── Data for processing

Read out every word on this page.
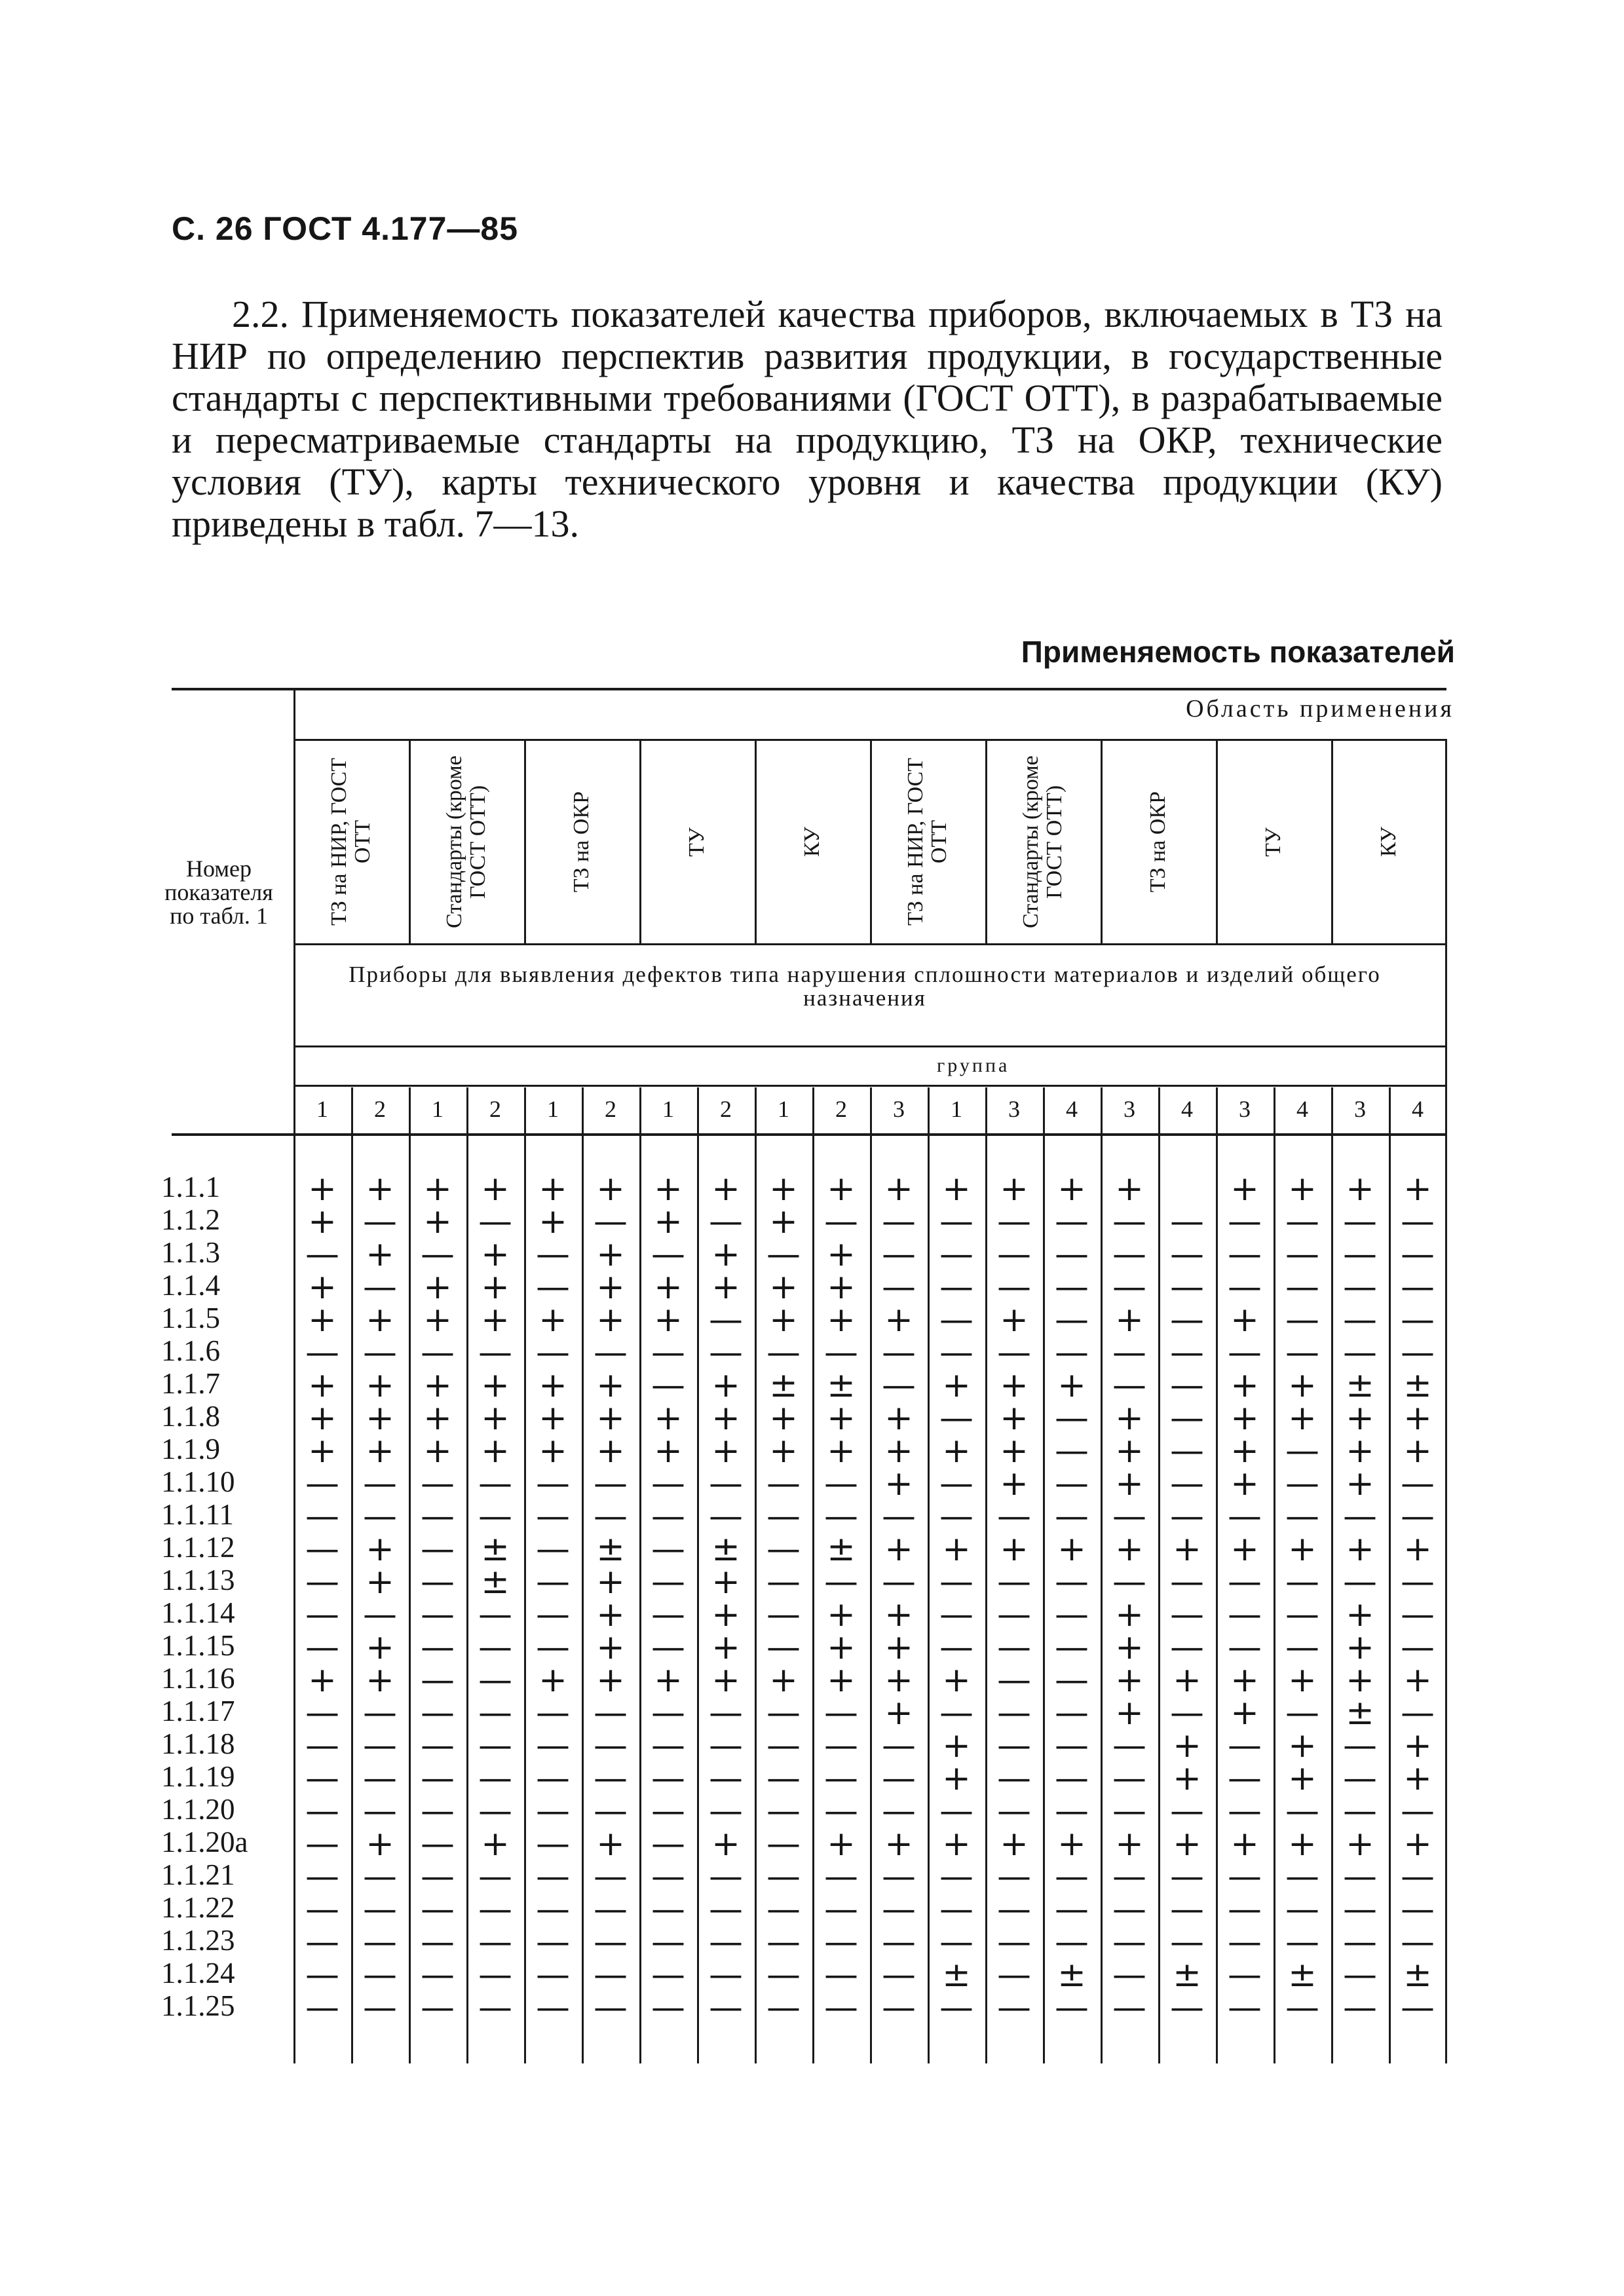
С. 26 ГОСТ 4.177—85

2.2. Применяемость показателей качества приборов, включаемых в ТЗ на НИР по определению перспектив развития продукции, в государственные стандарты с перспективными требованиями (ГОСТ ОТТ), в разрабатываемые и пересматриваемые стандарты на продукцию, ТЗ на ОКР, технические условия (ТУ), карты технического уровня и качества продукции (КУ) приведены в табл. 7—13.

Применяемость показателей
Область применения
Номер показателя по табл. 1
Приборы для выявления дефектов типа нарушения сплошности материалов и изделий общего назначения
группа
ТЗ на НИР, ГОСТ ОТТ	Стандарты (кроме ГОСТ ОТТ)	ТЗ на ОКР	ТУ	КУ	ТЗ на НИР, ГОСТ ОТТ	Стандарты (кроме ГОСТ ОТТ)	ТЗ на ОКР	ТУ	КУ
1	2	1	2	1	2	1	2	1	2	3	1	3	4	3	4	3	4	3	4
1.1.1	+ + + + + + + + + + + + + + +	+ + + +
1.1.2	+ — + — + — + — + — — — — — — — — — — —
1.1.3	— + — + — + — + — + — — — — — — — — — —
1.1.4	+ — + + — + + + + + — — — — — — — — — —
1.1.5	+ + + + + + + — + + + — + — + — + — — —
1.1.6	— — — — — — — — — — — — — — — — — — — —
1.1.7	+ + + + + + — + ± ± — + + + — — + + ± ±
1.1.8	+ + + + + + + + + + + — + — + — + + + +
1.1.9	+ + + + + + + + + + + + + — + — + — + +
1.1.10	— — — — — — — — — — + — + — + — + — + —
1.1.11	— — — — — — — — — — — — — — — — — — — —
1.1.12	— + — ± — ± — ± — ± + + + + + + + + + +
1.1.13	— + — ± — + — + — — — — — — — — — — — —
1.1.14	— — — — — + — + — + + — — — + — — — + —
1.1.15	— + — — — + — + — + + — — — + — — — + —
1.1.16	+ + — — + + + + + + + + — — + + + + + +
1.1.17	— — — — — — — — — — + — — — + — + — ± —
1.1.18	— — — — — — — — — — — + — — — + — + — +
1.1.19	— — — — — — — — — — — + — — — + — + — +
1.1.20	— — — — — — — — — — — — — — — — — — — —
1.1.20а	— + — + — + — + — + + + + + + + + + + +
1.1.21	— — — — — — — — — — — — — — — — — — — —
1.1.22	— — — — — — — — — — — — — — — — — — — —
1.1.23	— — — — — — — — — — — — — — — — — — — —
1.1.24	— — — — — — — — — — — ± — ± — ± — ± — ±
1.1.25	— — — — — — — — — — — — — — — — — — — —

────

**Task objective:** Search the records above for the string "Применяемость". Copy every line that contains it.

**Task answer:**
2.2. Применяемость показателей качества приборов, включаемых в ТЗ на НИР по определению перспектив развития продукции, в государственные стандарты с перспективными требованиями (ГОСТ ОТТ), в разрабатываемые и пересматриваемые стандарты на продукцию, ТЗ на ОКР, технические условия (ТУ), карты технического уровня и качества продукции (КУ) приведены в табл. 7—13.
Применяемость показателей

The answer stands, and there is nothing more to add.